START Selection

[clug] Out of Memory: Kill process 2689 (mysqld) score 33827 and children.

Wed Aug 18 15:47:38 MDT 2010

On 18 August 2010 23:38, Daniel Pittman <daniel at rimspace.net> wrote:
> David Schoen <dave at lyte.id.au> writes:
>> I'm much more familiar with one specific application - MySource Matrix. It
>> runs on PostgreSQL and Oracle, not MySQL. Specifc problems vary drastically
>> but one great way to deadlock PHP is to make use of the native session
>> handler and find any old URL that crashes that thread, then just keep
>> sending in requests until Apache runs out of slots (or in this case gets
>> killed off by OOM).
>
> Ouch.  Forgive me for having to say it, but this is a serious question: is
> this something you found across multiple PHP versions, or was it limited to a
> particular buggy release or something?

I've seen php 4.0.* -> 5.2.* crash due to various bad configurations
(the 5.2 strains have all been on Solaris though where PHP sort of
only *just* works). Once you can get any sort of crash that doesn't
correctly release a lock or a resource you're open to this sort of
crash.

> I don't manage enough PHP (increasingly thankfully) that I have run into this
> much, so would have imagined that Apache would relatively gracefully handle
> this, by eventually terminating the worker at the very least...

You can lower the TimeOut parameter in Apache which will help a bit,
but you're just tuning the speed that bad requests need to come in at
to keep your procs full, not completely solving the problem.

We partly solve the problem by using Squid as it will pool connections
more sensibly (especially with collapsed forwarding on). I would like
to spend some serious amount of time learning Varnish as I think we
can do an even better job, but there's always a bigger priority.

I also wrote a script that watches server status and knows enough
about our app to figure out when threads are obviously bad and kill
them off (also alert about the fact in to cron, so that a sys admin
somewhere finds out the server is still failing). That helps a bit as
it gives some monitoring that highlights which pages are failing and
when without having to sit there watching it, it also keeps the server
alive until someone can fix it properly. I'm trying to work out if I
can make that GPL... if I can stick a GPL header in it I'll publish it
somewhere :)

[...]
>
>> The point is still to strace/lsof the procs and see what's going on, to do
>> that the kernel needs to remain responsive while Apache crashes, which
>> usually means lowering MaxClients.

END Selection
START Supplied information

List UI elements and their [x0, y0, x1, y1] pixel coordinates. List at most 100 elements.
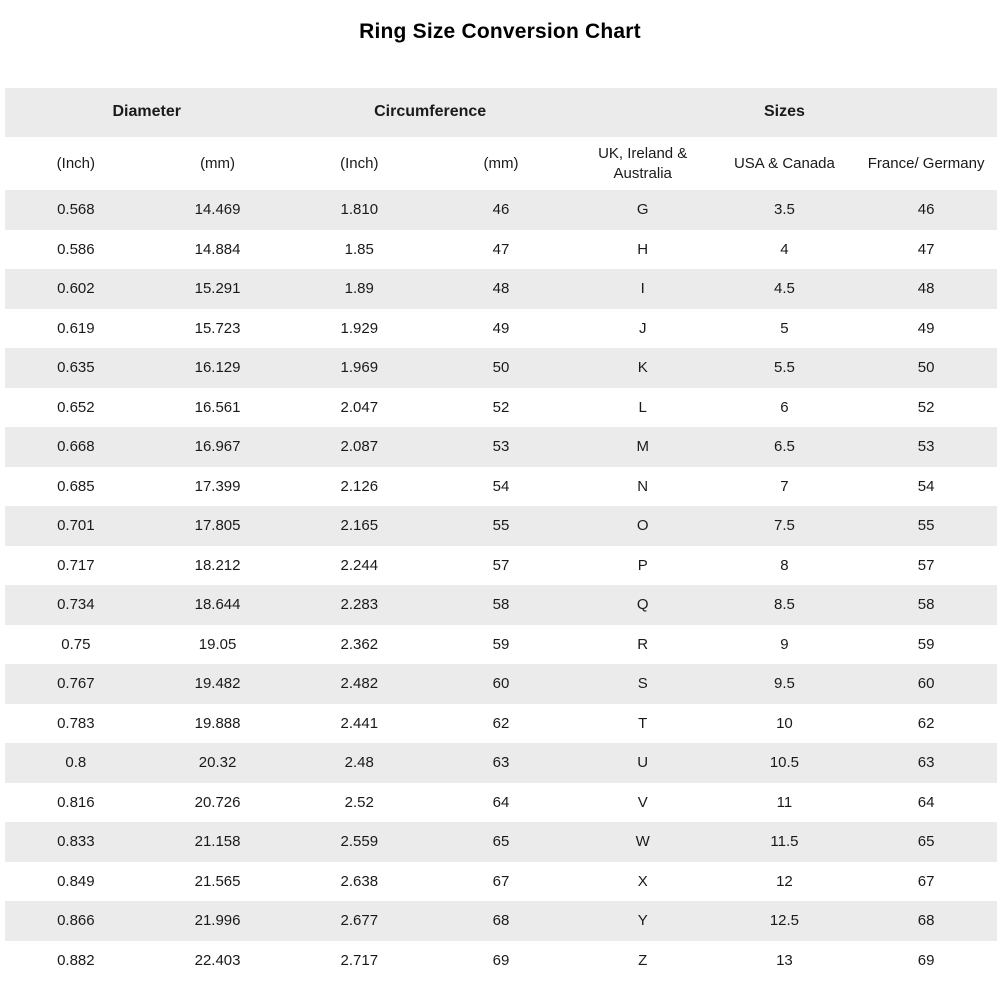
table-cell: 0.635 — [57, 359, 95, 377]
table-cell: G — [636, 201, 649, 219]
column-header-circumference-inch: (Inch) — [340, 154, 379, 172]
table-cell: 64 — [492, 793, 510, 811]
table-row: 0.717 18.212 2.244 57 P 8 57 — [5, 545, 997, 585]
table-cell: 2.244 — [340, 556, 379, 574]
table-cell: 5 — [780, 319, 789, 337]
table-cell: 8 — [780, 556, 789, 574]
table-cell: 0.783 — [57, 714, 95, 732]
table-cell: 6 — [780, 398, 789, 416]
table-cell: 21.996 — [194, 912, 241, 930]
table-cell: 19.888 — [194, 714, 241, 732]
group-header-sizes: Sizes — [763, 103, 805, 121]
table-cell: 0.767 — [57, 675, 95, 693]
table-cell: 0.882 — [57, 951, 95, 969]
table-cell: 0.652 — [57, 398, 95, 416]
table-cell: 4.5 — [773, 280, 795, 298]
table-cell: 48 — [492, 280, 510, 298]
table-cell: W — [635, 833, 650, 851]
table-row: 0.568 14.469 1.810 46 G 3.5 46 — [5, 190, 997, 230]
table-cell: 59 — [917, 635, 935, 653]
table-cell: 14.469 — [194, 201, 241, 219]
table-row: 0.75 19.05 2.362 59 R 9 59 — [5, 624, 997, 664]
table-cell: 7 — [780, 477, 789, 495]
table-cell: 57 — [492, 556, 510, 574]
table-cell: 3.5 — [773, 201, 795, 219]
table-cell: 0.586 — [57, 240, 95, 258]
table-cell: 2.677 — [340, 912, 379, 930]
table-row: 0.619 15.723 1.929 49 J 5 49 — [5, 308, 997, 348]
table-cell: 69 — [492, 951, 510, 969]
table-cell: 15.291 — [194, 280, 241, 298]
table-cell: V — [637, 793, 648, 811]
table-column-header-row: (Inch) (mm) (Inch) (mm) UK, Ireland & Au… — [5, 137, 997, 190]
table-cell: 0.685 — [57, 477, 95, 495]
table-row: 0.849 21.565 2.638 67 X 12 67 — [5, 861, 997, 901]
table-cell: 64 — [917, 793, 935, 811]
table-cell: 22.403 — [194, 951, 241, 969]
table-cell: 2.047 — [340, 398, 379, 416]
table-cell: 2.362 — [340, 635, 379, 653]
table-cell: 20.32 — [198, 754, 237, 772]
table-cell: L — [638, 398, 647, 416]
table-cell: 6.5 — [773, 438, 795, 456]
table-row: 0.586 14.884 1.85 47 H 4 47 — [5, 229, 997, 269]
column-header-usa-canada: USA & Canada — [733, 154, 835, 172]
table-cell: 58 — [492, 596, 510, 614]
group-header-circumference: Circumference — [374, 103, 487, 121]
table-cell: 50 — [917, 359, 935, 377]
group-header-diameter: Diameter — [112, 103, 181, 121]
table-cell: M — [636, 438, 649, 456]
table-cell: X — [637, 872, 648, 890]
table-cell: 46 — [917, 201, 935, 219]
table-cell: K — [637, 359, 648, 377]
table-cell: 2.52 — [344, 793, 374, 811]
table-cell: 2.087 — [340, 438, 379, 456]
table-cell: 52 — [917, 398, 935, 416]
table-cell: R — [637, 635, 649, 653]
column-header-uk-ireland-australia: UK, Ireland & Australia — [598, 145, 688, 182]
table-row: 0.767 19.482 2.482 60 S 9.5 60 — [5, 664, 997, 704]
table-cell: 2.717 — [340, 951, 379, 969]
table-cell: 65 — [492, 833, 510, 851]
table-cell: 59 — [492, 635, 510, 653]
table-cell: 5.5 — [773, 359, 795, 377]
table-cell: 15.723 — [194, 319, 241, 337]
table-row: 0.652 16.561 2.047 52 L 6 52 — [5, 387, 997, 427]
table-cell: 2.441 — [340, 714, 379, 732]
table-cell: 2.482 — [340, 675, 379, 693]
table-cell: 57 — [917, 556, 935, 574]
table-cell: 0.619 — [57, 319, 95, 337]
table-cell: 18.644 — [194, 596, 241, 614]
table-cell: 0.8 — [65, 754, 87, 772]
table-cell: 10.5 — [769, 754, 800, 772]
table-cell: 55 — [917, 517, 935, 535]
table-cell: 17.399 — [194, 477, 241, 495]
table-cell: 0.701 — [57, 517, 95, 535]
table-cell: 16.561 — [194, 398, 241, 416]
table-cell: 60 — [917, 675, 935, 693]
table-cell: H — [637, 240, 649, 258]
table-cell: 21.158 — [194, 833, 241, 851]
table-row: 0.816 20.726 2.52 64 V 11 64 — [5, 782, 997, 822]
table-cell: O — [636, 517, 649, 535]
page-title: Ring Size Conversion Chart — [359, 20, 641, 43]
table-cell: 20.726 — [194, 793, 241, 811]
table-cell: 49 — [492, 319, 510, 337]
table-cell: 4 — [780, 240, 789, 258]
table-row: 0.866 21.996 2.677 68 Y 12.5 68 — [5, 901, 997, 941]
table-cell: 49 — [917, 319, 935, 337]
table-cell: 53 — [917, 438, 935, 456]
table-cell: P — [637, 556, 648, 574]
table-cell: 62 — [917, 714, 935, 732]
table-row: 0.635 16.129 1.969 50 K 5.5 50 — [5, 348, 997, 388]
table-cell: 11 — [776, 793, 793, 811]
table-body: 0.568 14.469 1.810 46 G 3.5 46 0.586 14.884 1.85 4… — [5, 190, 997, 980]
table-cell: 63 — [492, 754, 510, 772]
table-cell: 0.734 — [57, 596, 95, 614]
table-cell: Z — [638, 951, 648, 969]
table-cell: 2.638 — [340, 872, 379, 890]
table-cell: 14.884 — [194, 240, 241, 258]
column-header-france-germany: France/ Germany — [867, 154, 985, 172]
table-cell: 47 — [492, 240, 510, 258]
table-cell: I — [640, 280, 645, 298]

END Supplied information

§ Problem set
**A.** Reproduce the part of the mailing-list thread that starts at "On 18 August" and ends at "release or something?".
**B.** Which database systems does the mailing-list thread name?

§ Expected responses
**A.**
On 18 August 2010 23:38, Daniel Pittman <daniel at rimspace.net> wrote:
> David Schoen <dave at lyte.id.au> writes:
>> I'm much more familiar with one specific application - MySource Matrix. It
>> runs on PostgreSQL and Oracle, not MySQL. Specifc problems vary drastically
>> but one great way to deadlock PHP is to make use of the native session
>> handler and find any old URL that crashes that thread, then just keep
>> sending in requests until Apache runs out of slots (or in this case gets
>> killed off by OOM).
>
> Ouch.  Forgive me for having to say it, but this is a serious question: is
> this something you found across multiple PHP versions, or was it limited to a
> particular buggy release or something?

**B.** PostgreSQL, Oracle, MySQL